■ What you are asked to do ■
Repeat the data word for word. Do not include the pictures.

■ Provided entries ■
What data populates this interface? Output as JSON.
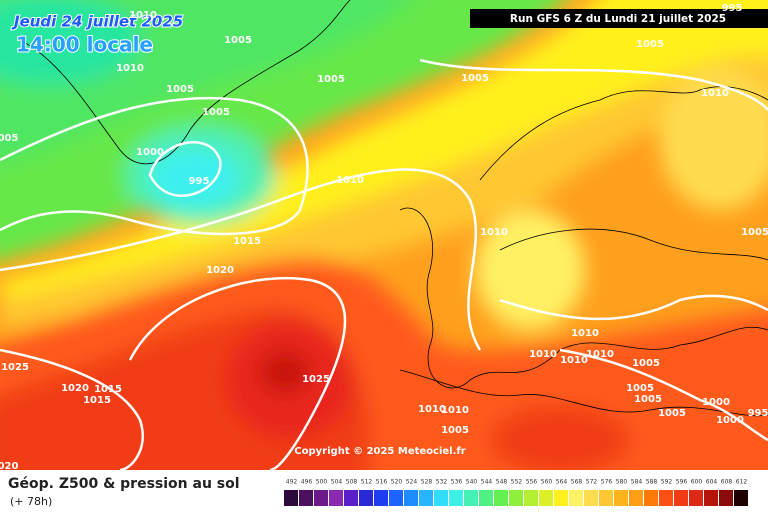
{
  "header": {
    "date": "Jeudi 24 juillet 2025",
    "time": "14:00 locale",
    "run": "Run GFS 6 Z du Lundi 21 juillet 2025"
  },
  "copyright": "Copyright © 2025 Meteociel.fr",
  "isobar_labels": [
    "1010",
    "995",
    "1005",
    "1005",
    "1010",
    "1005",
    "1005",
    "1005",
    "1005",
    "1010",
    "005",
    "1000",
    "995",
    "1010",
    "1010",
    "1005",
    "1015",
    "1020",
    "1010",
    "1010",
    "1010",
    "1010",
    "1005",
    "1025",
    "1025",
    "1020",
    "1015",
    "1015",
    "1005",
    "1005",
    "1000",
    "1010",
    "1010",
    "1005",
    "1005",
    "1000",
    "995",
    "020"
  ],
  "legend": {
    "title": "Géop. Z500 & pression au sol",
    "subtitle": "(+ 78h)",
    "scale": [
      492,
      496,
      500,
      504,
      508,
      512,
      516,
      520,
      524,
      528,
      532,
      536,
      540,
      544,
      548,
      552,
      556,
      560,
      564,
      568,
      572,
      576,
      580,
      584,
      588,
      592,
      596,
      600,
      604,
      608,
      612
    ],
    "colors": [
      "#2d0a3c",
      "#4b0f60",
      "#6a1a8a",
      "#8a2ab0",
      "#5a1ec8",
      "#2828d8",
      "#1e3cf0",
      "#1e64ff",
      "#1e8cff",
      "#28b4ff",
      "#32dcff",
      "#3cf0e6",
      "#46f0b4",
      "#50f082",
      "#64f050",
      "#8cf03c",
      "#b4f032",
      "#dcf028",
      "#fff01e",
      "#fff064",
      "#ffdc50",
      "#ffc832",
      "#ffb41e",
      "#ffa014",
      "#ff780a",
      "#ff5014",
      "#f03c14",
      "#dc2814",
      "#b4140a",
      "#8c0a0a",
      "#1e0000"
    ]
  }
}
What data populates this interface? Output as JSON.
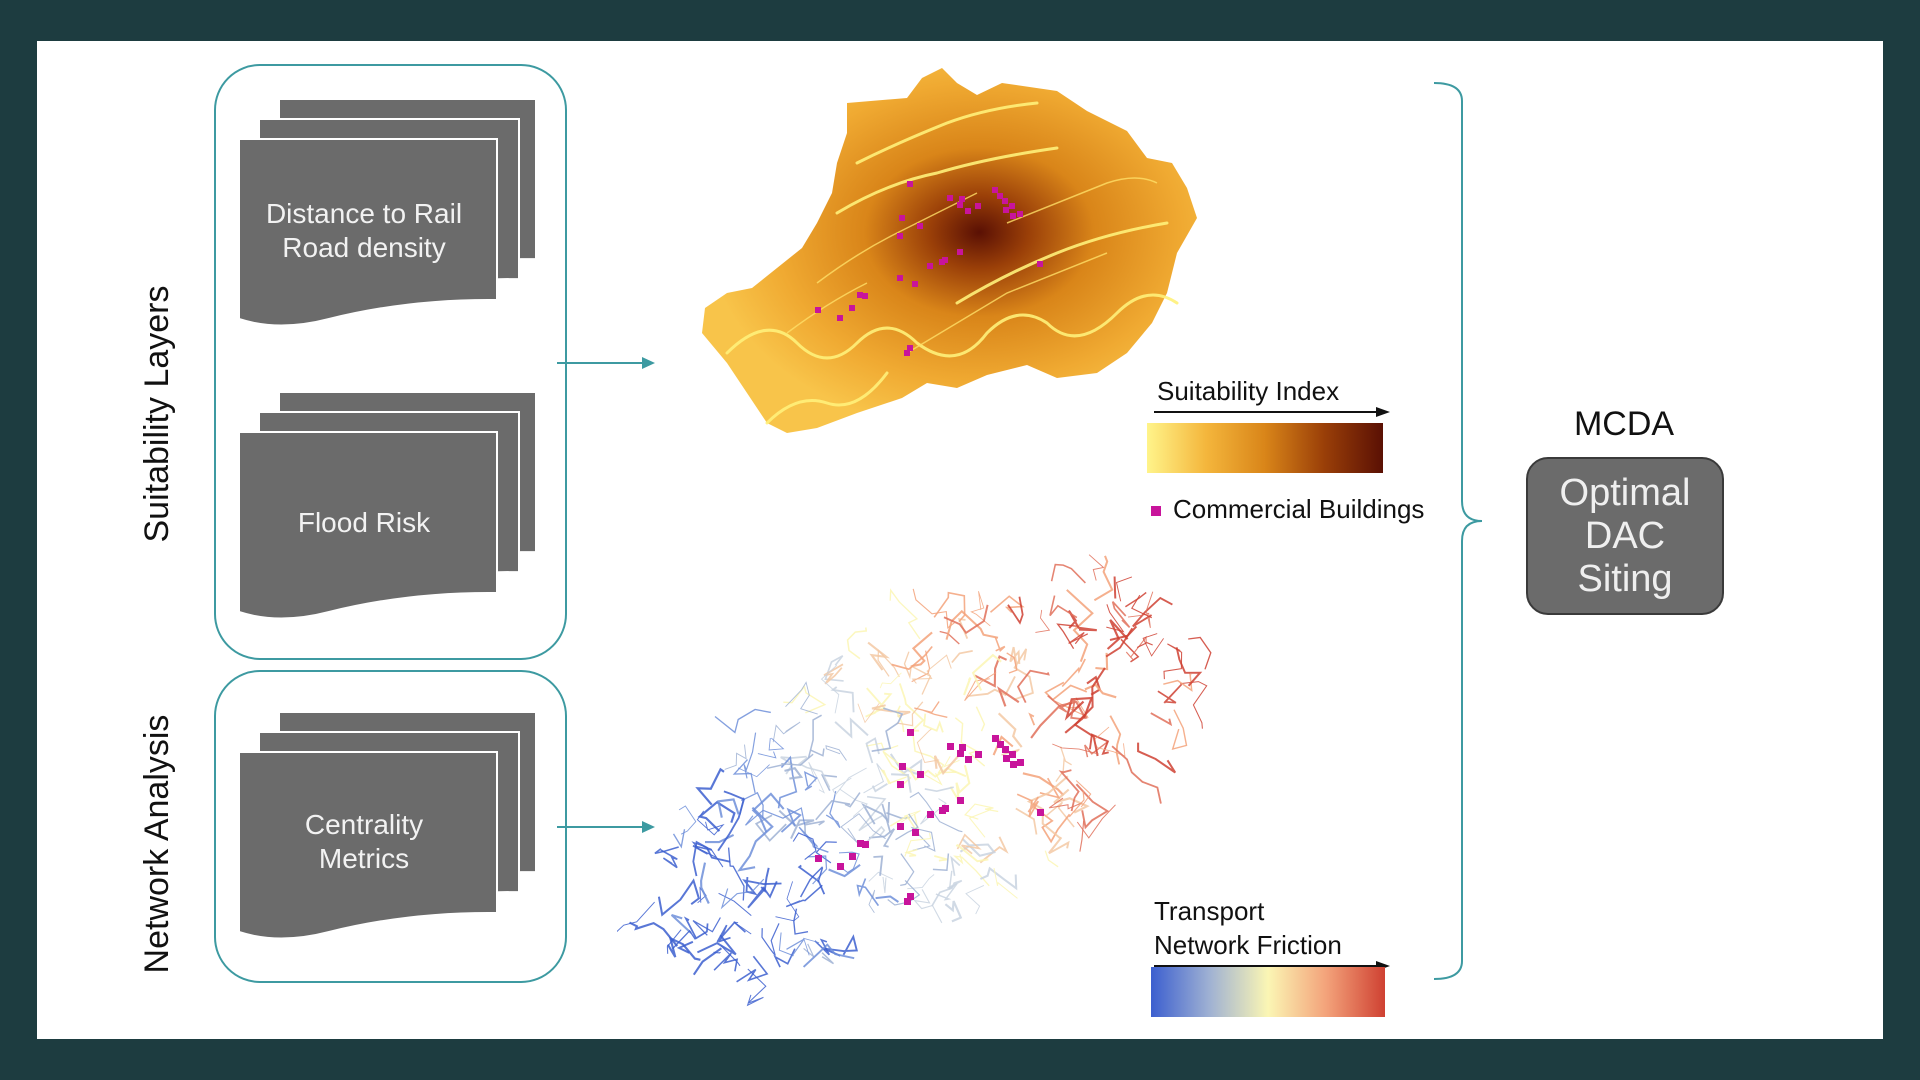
{
  "groups": {
    "suitability": {
      "label": "Suitability Layers",
      "docs": [
        {
          "label": "Distance to Rail\nRoad density"
        },
        {
          "label": "Flood Risk"
        }
      ]
    },
    "network": {
      "label": "Network Analysis",
      "docs": [
        {
          "label": "Centrality\nMetrics"
        }
      ]
    }
  },
  "legends": {
    "suitability_index": "Suitability  Index",
    "commercial_buildings": "Commercial Buildings",
    "transport_line1": "Transport",
    "transport_line2": "Network Friction"
  },
  "output": {
    "method": "MCDA",
    "result": "Optimal\nDAC\nSiting"
  },
  "colors": {
    "background": "#1d3c40",
    "accent_teal": "#3d9aa1",
    "doc_gray": "#6b6b6b",
    "building_magenta": "#c8149b",
    "suitability_gradient": [
      "#fff48a",
      "#f4b63c",
      "#d98519",
      "#9a3f08",
      "#5a1004"
    ],
    "friction_gradient": [
      "#3c5fcf",
      "#9fb1d3",
      "#fbf6b4",
      "#f3a27a",
      "#cf4132"
    ]
  }
}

■ Full answer ■
What data populates this interface? Output as JSON.
{
  "header": {
    "date": "Jeudi 24 juillet 2025",
    "time": "14:00 locale",
    "run": "Run GFS 6 Z du Lundi 21 juillet 2025"
  },
  "copyright": "Copyright © 2025 Meteociel.fr",
  "isobar_labels": [
    "1010",
    "995",
    "1005",
    "1005",
    "1010",
    "1005",
    "1005",
    "1005",
    "1005",
    "1010",
    "005",
    "1000",
    "995",
    "1010",
    "1010",
    "1005",
    "1015",
    "1020",
    "1010",
    "1010",
    "1010",
    "1010",
    "1005",
    "1025",
    "1025",
    "1020",
    "1015",
    "1015",
    "1005",
    "1005",
    "1000",
    "1010",
    "1010",
    "1005",
    "1005",
    "1000",
    "995",
    "020"
  ],
  "legend": {
    "title": "Géop. Z500 & pression au sol",
    "subtitle": "(+ 78h)",
    "scale": [
      492,
      496,
      500,
      504,
      508,
      512,
      516,
      520,
      524,
      528,
      532,
      536,
      540,
      544,
      548,
      552,
      556,
      560,
      564,
      568,
      572,
      576,
      580,
      584,
      588,
      592,
      596,
      600,
      604,
      608,
      612
    ],
    "colors": [
      "#2d0a3c",
      "#4b0f60",
      "#6a1a8a",
      "#8a2ab0",
      "#5a1ec8",
      "#2828d8",
      "#1e3cf0",
      "#1e64ff",
      "#1e8cff",
      "#28b4ff",
      "#32dcff",
      "#3cf0e6",
      "#46f0b4",
      "#50f082",
      "#64f050",
      "#8cf03c",
      "#b4f032",
      "#dcf028",
      "#fff01e",
      "#fff064",
      "#ffdc50",
      "#ffc832",
      "#ffb41e",
      "#ffa014",
      "#ff780a",
      "#ff5014",
      "#f03c14",
      "#dc2814",
      "#b4140a",
      "#8c0a0a",
      "#1e0000"
    ]
  }
}
What data populates this interface? Output as JSON.
{
  "groups": {
    "suitability": {
      "label": "Suitability Layers",
      "docs": [
        {
          "label": "Distance to Rail\nRoad density"
        },
        {
          "label": "Flood Risk"
        }
      ]
    },
    "network": {
      "label": "Network Analysis",
      "docs": [
        {
          "label": "Centrality\nMetrics"
        }
      ]
    }
  },
  "legends": {
    "suitability_index": "Suitability  Index",
    "commercial_buildings": "Commercial Buildings",
    "transport_line1": "Transport",
    "transport_line2": "Network Friction"
  },
  "output": {
    "method": "MCDA",
    "result": "Optimal\nDAC\nSiting"
  },
  "colors": {
    "background": "#1d3c40",
    "accent_teal": "#3d9aa1",
    "doc_gray": "#6b6b6b",
    "building_magenta": "#c8149b",
    "suitability_gradient": [
      "#fff48a",
      "#f4b63c",
      "#d98519",
      "#9a3f08",
      "#5a1004"
    ],
    "friction_gradient": [
      "#3c5fcf",
      "#9fb1d3",
      "#fbf6b4",
      "#f3a27a",
      "#cf4132"
    ]
  }
}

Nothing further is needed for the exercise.